BRIEF |
Pick out every line in the data below that holds "ylabel".

EXERCISE INPUTS |
****************************************

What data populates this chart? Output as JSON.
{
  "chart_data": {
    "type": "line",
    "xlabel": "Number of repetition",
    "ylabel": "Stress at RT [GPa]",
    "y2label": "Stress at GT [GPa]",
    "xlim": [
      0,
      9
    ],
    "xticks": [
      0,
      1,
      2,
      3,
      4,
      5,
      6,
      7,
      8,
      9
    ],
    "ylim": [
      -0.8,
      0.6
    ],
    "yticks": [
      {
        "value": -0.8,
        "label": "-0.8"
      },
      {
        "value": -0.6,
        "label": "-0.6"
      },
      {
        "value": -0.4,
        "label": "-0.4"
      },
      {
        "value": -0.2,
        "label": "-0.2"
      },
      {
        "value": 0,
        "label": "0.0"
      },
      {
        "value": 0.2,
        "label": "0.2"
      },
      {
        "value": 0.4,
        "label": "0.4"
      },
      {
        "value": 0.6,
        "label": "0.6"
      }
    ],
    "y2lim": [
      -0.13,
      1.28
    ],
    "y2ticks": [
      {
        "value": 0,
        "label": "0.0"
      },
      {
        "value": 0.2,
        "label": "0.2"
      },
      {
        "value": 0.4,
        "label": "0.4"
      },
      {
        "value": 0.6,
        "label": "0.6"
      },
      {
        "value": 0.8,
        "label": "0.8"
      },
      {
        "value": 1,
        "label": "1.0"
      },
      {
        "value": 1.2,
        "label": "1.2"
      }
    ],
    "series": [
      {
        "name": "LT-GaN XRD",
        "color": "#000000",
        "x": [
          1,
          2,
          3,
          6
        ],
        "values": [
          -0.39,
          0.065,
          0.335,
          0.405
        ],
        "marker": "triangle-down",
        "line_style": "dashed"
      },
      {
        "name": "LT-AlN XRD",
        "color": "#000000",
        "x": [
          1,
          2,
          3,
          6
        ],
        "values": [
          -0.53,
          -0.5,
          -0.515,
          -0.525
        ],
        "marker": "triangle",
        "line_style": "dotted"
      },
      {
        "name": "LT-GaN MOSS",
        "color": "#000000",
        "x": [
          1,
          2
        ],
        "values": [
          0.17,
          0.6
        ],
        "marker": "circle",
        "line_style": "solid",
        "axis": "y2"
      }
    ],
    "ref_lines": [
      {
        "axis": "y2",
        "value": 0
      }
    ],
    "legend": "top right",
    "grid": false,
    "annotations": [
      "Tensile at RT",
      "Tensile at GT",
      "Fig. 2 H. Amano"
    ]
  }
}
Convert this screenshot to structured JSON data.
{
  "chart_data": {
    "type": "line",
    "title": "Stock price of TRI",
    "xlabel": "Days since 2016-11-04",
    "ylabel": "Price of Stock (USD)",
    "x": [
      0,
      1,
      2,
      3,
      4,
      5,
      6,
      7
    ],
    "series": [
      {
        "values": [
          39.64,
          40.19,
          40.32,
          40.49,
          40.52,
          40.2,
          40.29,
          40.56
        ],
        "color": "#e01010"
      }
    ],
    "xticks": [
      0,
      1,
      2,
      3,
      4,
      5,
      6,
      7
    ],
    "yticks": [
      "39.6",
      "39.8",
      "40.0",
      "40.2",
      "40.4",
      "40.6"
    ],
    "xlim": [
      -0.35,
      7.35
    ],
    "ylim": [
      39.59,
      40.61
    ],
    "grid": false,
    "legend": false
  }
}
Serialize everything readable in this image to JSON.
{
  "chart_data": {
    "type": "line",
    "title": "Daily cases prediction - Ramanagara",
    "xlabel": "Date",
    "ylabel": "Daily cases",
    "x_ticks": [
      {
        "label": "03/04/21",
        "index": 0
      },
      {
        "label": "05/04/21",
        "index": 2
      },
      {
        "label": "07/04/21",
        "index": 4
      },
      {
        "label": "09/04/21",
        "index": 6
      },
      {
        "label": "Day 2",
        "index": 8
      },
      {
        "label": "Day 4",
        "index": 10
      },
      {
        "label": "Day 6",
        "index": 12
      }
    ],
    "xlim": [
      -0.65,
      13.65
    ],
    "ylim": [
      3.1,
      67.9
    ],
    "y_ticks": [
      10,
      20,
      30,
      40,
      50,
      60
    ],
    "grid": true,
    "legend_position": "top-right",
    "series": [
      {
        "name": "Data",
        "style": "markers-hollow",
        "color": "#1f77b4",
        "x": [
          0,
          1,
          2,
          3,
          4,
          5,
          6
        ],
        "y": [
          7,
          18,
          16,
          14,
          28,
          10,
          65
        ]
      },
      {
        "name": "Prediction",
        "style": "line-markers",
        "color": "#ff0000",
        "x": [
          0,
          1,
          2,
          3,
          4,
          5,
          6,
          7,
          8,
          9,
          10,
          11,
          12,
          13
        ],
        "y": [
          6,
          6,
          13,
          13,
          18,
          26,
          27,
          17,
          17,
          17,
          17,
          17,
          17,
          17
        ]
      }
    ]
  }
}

****************************************

EXERCISE OUTPUT |
    "ylabel": "Stress at RT [GPa]",
    "ylabel": "Price of Stock (USD)",
    "ylabel": "Daily cases",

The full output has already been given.